Provided data:
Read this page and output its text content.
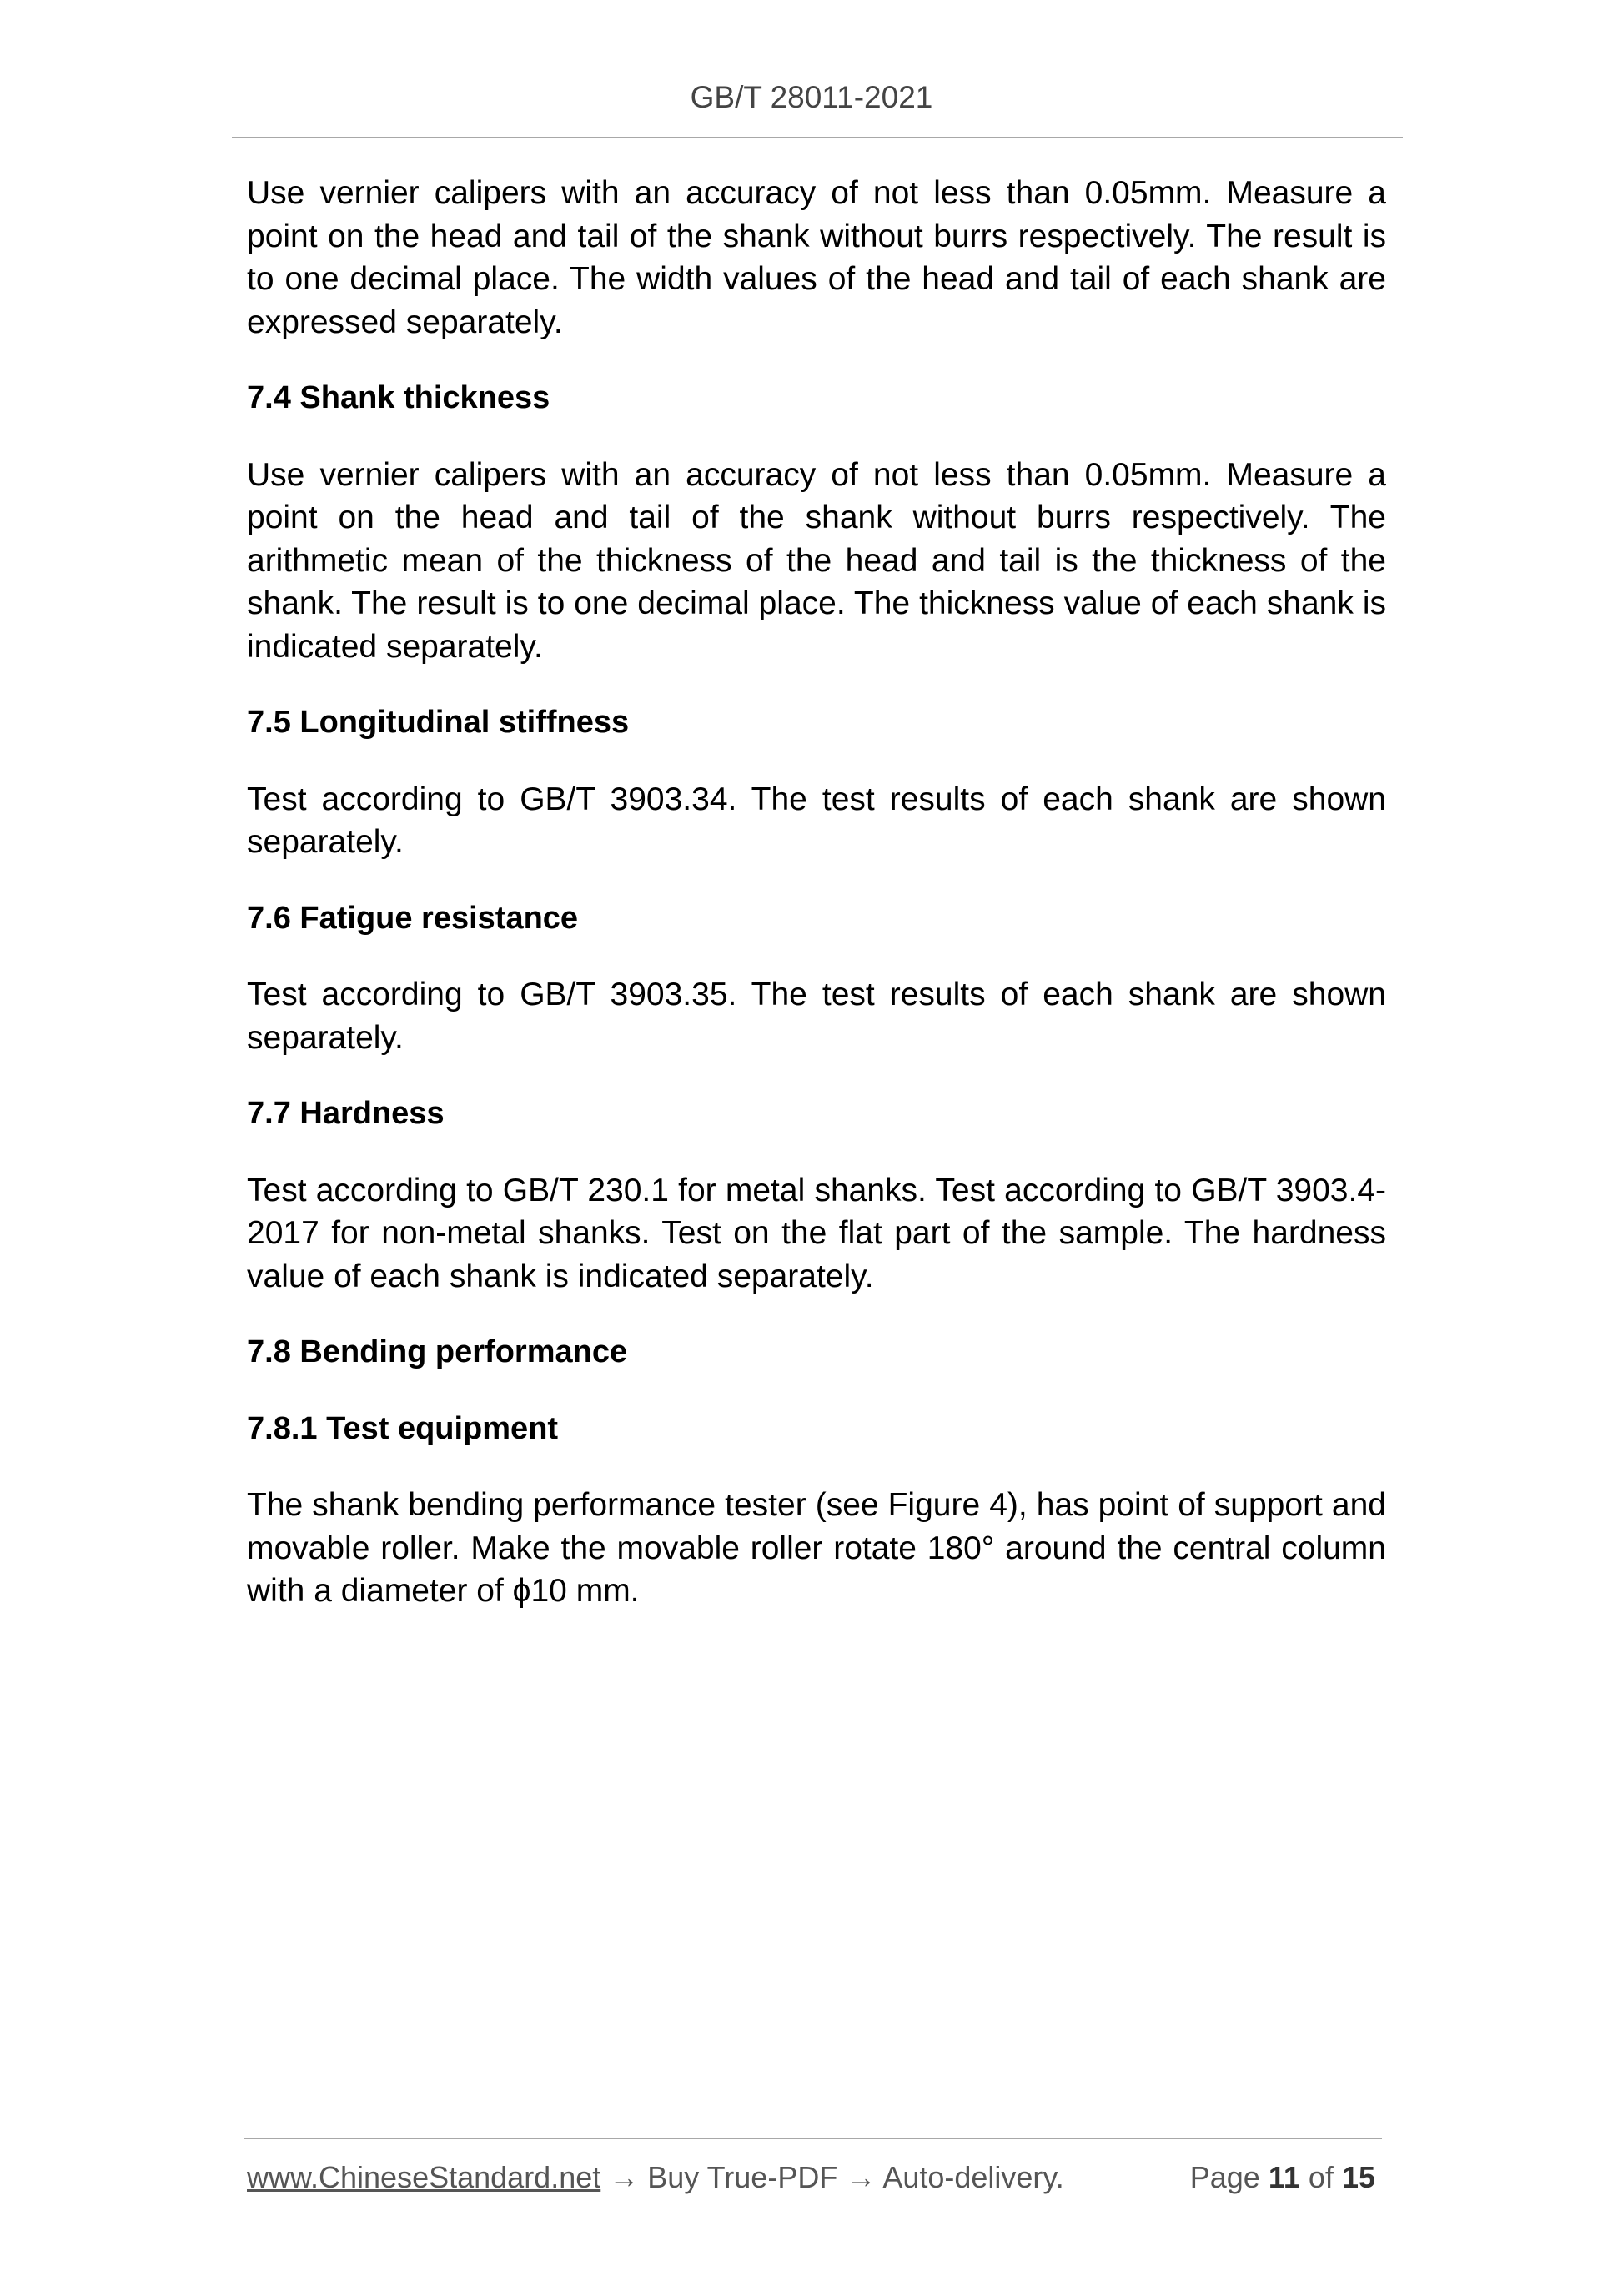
GB/T 28011-2021

Use vernier calipers with an accuracy of not less than 0.05mm. Measure a point on the head and tail of the shank without burrs respectively. The result is to one decimal place. The width values of the head and tail of each shank are expressed separately.

7.4 Shank thickness

Use vernier calipers with an accuracy of not less than 0.05mm. Measure a point on the head and tail of the shank without burrs respectively. The arithmetic mean of the thickness of the head and tail is the thickness of the shank. The result is to one decimal place. The thickness value of each shank is indicated separately.

7.5 Longitudinal stiffness

Test according to GB/T 3903.34. The test results of each shank are shown separately.

7.6 Fatigue resistance

Test according to GB/T 3903.35. The test results of each shank are shown separately.

7.7 Hardness

Test according to GB/T 230.1 for metal shanks. Test according to GB/T 3903.4-2017 for non-metal shanks. Test on the flat part of the sample. The hardness value of each shank is indicated separately.

7.8 Bending performance

7.8.1 Test equipment

The shank bending performance tester (see Figure 4), has point of support and movable roller. Make the movable roller rotate 180° around the central column with a diameter of ϕ10 mm.

www.ChineseStandard.net → Buy True-PDF → Auto-delivery.	Page 11 of 15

Your goal: Extract each line holding the string "vernier".

Problem solution:
Use vernier calipers with an accuracy of not less than 0.05mm. Measure a point on the head and tail of the shank without burrs respectively. The result is to one decimal place. The width values of the head and tail of each shank are expressed separately.
Use vernier calipers with an accuracy of not less than 0.05mm. Measure a point on the head and tail of the shank without burrs respectively. The arithmetic mean of the thickness of the head and tail is the thickness of the shank. The result is to one decimal place. The thickness value of each shank is indicated separately.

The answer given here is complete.